Present the data once more in exactly its original form.

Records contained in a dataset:
● ● ● ● ●

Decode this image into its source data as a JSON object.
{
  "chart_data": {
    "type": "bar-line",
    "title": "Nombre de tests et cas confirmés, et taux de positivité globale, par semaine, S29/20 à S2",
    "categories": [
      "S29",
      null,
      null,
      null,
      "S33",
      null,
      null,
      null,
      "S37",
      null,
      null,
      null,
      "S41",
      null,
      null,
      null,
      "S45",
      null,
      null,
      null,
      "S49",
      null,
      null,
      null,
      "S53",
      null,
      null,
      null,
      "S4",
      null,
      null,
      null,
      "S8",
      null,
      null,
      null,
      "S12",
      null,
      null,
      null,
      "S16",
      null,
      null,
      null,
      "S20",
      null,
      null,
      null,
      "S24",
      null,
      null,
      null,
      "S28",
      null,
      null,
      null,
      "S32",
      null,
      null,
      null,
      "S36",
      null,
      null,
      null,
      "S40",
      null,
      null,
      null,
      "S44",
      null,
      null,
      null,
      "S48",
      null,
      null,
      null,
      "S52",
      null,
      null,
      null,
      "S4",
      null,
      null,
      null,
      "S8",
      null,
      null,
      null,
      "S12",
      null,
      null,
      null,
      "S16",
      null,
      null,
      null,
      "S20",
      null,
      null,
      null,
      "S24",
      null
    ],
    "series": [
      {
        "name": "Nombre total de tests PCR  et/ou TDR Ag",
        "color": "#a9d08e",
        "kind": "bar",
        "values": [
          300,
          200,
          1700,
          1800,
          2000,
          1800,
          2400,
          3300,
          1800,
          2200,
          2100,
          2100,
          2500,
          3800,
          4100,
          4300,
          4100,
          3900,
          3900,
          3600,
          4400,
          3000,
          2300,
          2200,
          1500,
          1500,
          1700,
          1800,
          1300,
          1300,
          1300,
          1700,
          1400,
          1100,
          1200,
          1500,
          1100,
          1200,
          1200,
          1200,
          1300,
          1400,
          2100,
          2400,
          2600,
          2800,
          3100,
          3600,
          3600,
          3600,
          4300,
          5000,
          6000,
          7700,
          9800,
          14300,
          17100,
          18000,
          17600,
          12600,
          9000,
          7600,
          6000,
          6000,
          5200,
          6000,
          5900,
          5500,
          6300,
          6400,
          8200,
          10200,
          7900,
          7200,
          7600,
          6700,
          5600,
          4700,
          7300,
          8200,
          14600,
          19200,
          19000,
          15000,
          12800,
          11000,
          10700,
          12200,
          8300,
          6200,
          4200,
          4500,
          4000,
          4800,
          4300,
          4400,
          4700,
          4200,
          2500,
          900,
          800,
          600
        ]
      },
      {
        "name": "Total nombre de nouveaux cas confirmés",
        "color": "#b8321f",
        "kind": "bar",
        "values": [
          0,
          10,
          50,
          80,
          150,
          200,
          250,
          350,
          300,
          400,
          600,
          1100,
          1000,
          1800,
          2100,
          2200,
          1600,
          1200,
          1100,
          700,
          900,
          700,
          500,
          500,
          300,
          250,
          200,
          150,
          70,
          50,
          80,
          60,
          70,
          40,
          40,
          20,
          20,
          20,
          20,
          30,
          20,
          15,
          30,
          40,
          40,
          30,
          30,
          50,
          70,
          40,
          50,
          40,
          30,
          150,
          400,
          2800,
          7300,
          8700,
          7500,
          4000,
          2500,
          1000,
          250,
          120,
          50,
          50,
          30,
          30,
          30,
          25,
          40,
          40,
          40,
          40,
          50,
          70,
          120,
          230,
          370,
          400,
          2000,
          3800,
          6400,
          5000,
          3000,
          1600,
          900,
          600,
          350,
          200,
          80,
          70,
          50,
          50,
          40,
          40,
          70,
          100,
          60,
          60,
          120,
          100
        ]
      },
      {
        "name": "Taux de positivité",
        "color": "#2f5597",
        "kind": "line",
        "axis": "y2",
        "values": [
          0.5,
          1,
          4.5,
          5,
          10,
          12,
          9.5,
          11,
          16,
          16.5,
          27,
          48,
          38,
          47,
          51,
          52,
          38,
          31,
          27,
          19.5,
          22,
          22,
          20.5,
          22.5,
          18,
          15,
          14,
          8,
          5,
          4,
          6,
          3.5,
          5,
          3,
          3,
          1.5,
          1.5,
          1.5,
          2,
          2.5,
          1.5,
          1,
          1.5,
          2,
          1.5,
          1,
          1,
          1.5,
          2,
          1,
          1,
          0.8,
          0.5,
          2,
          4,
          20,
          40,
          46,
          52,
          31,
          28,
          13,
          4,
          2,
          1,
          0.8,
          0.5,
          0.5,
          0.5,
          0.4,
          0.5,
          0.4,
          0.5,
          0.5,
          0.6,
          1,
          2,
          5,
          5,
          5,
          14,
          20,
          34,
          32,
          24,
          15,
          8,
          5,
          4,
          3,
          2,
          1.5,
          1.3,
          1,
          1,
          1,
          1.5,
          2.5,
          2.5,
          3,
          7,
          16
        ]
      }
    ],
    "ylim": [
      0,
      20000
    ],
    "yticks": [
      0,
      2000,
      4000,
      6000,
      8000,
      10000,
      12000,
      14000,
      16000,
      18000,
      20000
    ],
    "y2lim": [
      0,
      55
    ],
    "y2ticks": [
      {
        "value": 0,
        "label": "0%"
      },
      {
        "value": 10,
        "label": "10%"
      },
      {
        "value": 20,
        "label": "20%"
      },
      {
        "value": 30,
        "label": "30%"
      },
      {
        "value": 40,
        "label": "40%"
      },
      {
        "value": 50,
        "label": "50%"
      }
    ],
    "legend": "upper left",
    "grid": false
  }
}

● ● ● ● ●

EXERCISE ANSWER:
Decode this image into its source data as a JSON object.
{
  "chart_data": {
    "type": "bar-line",
    "title": "Nombre de tests et cas confirmés, et taux de positivité globale, par semaine, S29/20 à S2",
    "categories": [
      "S29",
      null,
      null,
      null,
      "S33",
      null,
      null,
      null,
      "S37",
      null,
      null,
      null,
      "S41",
      null,
      null,
      null,
      "S45",
      null,
      null,
      null,
      "S49",
      null,
      null,
      null,
      "S53",
      null,
      null,
      null,
      "S4",
      null,
      null,
      null,
      "S8",
      null,
      null,
      null,
      "S12",
      null,
      null,
      null,
      "S16",
      null,
      null,
      null,
      "S20",
      null,
      null,
      null,
      "S24",
      null,
      null,
      null,
      "S28",
      null,
      null,
      null,
      "S32",
      null,
      null,
      null,
      "S36",
      null,
      null,
      null,
      "S40",
      null,
      null,
      null,
      "S44",
      null,
      null,
      null,
      "S48",
      null,
      null,
      null,
      "S52",
      null,
      null,
      null,
      "S4",
      null,
      null,
      null,
      "S8",
      null,
      null,
      null,
      "S12",
      null,
      null,
      null,
      "S16",
      null,
      null,
      null,
      "S20",
      null,
      null,
      null,
      "S24",
      null
    ],
    "series": [
      {
        "name": "Nombre total de tests PCR  et/ou TDR Ag",
        "color": "#a9d08e",
        "kind": "bar",
        "values": [
          300,
          200,
          1700,
          1800,
          2000,
          1800,
          2400,
          3300,
          1800,
          2200,
          2100,
          2100,
          2500,
          3800,
          4100,
          4300,
          4100,
          3900,
          3900,
          3600,
          4400,
          3000,
          2300,
          2200,
          1500,
          1500,
          1700,
          1800,
          1300,
          1300,
          1300,
          1700,
          1400,
          1100,
          1200,
          1500,
          1100,
          1200,
          1200,
          1200,
          1300,
          1400,
          2100,
          2400,
          2600,
          2800,
          3100,
          3600,
          3600,
          3600,
          4300,
          5000,
          6000,
          7700,
          9800,
          14300,
          17100,
          18000,
          17600,
          12600,
          9000,
          7600,
          6000,
          6000,
          5200,
          6000,
          5900,
          5500,
          6300,
          6400,
          8200,
          10200,
          7900,
          7200,
          7600,
          6700,
          5600,
          4700,
          7300,
          8200,
          14600,
          19200,
          19000,
          15000,
          12800,
          11000,
          10700,
          12200,
          8300,
          6200,
          4200,
          4500,
          4000,
          4800,
          4300,
          4400,
          4700,
          4200,
          2500,
          900,
          800,
          600
        ]
      },
      {
        "name": "Total nombre de nouveaux cas confirmés",
        "color": "#b8321f",
        "kind": "bar",
        "values": [
          0,
          10,
          50,
          80,
          150,
          200,
          250,
          350,
          300,
          400,
          600,
          1100,
          1000,
          1800,
          2100,
          2200,
          1600,
          1200,
          1100,
          700,
          900,
          700,
          500,
          500,
          300,
          250,
          200,
          150,
          70,
          50,
          80,
          60,
          70,
          40,
          40,
          20,
          20,
          20,
          20,
          30,
          20,
          15,
          30,
          40,
          40,
          30,
          30,
          50,
          70,
          40,
          50,
          40,
          30,
          150,
          400,
          2800,
          7300,
          8700,
          7500,
          4000,
          2500,
          1000,
          250,
          120,
          50,
          50,
          30,
          30,
          30,
          25,
          40,
          40,
          40,
          40,
          50,
          70,
          120,
          230,
          370,
          400,
          2000,
          3800,
          6400,
          5000,
          3000,
          1600,
          900,
          600,
          350,
          200,
          80,
          70,
          50,
          50,
          40,
          40,
          70,
          100,
          60,
          60,
          120,
          100
        ]
      },
      {
        "name": "Taux de positivité",
        "color": "#2f5597",
        "kind": "line",
        "axis": "y2",
        "values": [
          0.5,
          1,
          4.5,
          5,
          10,
          12,
          9.5,
          11,
          16,
          16.5,
          27,
          48,
          38,
          47,
          51,
          52,
          38,
          31,
          27,
          19.5,
          22,
          22,
          20.5,
          22.5,
          18,
          15,
          14,
          8,
          5,
          4,
          6,
          3.5,
          5,
          3,
          3,
          1.5,
          1.5,
          1.5,
          2,
          2.5,
          1.5,
          1,
          1.5,
          2,
          1.5,
          1,
          1,
          1.5,
          2,
          1,
          1,
          0.8,
          0.5,
          2,
          4,
          20,
          40,
          46,
          52,
          31,
          28,
          13,
          4,
          2,
          1,
          0.8,
          0.5,
          0.5,
          0.5,
          0.4,
          0.5,
          0.4,
          0.5,
          0.5,
          0.6,
          1,
          2,
          5,
          5,
          5,
          14,
          20,
          34,
          32,
          24,
          15,
          8,
          5,
          4,
          3,
          2,
          1.5,
          1.3,
          1,
          1,
          1,
          1.5,
          2.5,
          2.5,
          3,
          7,
          16
        ]
      }
    ],
    "ylim": [
      0,
      20000
    ],
    "yticks": [
      0,
      2000,
      4000,
      6000,
      8000,
      10000,
      12000,
      14000,
      16000,
      18000,
      20000
    ],
    "y2lim": [
      0,
      55
    ],
    "y2ticks": [
      {
        "value": 0,
        "label": "0%"
      },
      {
        "value": 10,
        "label": "10%"
      },
      {
        "value": 20,
        "label": "20%"
      },
      {
        "value": 30,
        "label": "30%"
      },
      {
        "value": 40,
        "label": "40%"
      },
      {
        "value": 50,
        "label": "50%"
      }
    ],
    "legend": "upper left",
    "grid": false
  }
}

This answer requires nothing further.